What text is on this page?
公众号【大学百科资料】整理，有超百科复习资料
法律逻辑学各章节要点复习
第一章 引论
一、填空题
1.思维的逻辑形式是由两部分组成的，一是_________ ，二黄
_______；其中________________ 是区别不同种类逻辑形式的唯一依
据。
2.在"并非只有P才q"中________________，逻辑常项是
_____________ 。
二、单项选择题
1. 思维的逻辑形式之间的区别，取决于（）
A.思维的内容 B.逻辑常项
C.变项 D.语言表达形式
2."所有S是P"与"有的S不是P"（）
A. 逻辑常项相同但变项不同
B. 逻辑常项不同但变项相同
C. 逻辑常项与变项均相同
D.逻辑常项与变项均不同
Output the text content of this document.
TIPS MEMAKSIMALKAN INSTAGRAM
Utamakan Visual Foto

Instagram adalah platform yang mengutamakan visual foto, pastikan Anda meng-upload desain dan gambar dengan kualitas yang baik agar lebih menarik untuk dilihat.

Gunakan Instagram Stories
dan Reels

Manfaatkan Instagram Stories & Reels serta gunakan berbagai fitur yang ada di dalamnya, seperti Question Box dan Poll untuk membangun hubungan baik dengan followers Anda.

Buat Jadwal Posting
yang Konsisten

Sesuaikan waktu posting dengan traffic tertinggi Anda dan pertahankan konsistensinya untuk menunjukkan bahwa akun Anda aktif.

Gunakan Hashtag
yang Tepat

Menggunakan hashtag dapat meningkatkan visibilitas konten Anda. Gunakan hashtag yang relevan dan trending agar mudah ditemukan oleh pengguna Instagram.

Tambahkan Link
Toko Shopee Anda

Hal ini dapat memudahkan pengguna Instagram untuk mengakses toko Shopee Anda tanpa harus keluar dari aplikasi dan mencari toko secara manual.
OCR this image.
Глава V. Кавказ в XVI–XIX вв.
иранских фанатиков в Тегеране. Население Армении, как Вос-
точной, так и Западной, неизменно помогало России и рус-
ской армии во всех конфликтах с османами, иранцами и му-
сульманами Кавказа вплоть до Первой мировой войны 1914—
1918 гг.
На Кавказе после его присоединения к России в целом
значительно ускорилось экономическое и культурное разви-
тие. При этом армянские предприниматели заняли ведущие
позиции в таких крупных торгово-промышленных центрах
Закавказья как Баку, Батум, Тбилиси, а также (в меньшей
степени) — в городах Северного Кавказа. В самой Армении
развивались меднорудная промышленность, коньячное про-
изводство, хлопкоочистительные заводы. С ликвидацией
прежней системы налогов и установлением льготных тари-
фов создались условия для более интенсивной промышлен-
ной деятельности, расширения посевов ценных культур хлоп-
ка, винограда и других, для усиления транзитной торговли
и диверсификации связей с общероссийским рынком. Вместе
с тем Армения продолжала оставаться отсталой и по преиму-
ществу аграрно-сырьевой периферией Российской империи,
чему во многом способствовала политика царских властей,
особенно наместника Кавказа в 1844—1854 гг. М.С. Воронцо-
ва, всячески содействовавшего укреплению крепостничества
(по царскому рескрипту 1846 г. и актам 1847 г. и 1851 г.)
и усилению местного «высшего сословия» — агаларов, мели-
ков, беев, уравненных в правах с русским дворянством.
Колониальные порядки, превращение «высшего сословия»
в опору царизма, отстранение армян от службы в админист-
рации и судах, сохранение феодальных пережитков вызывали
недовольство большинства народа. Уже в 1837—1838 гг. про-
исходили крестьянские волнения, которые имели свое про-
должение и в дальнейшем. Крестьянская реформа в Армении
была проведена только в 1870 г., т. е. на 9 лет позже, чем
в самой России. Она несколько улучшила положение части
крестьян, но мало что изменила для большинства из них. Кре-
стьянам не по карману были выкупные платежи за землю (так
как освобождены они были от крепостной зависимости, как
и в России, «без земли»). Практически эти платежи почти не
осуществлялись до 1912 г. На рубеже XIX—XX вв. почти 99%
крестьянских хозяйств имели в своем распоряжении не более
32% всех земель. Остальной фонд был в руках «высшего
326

:::

STATED EXERCISE »
The lines to collect are those holding the string "самой"; copy them all.

SOLUTION TO THIS EXERCISE »
степени) — в городах Северного Кавказа. В самой Армении
в самой России. Она несколько улучшила положение части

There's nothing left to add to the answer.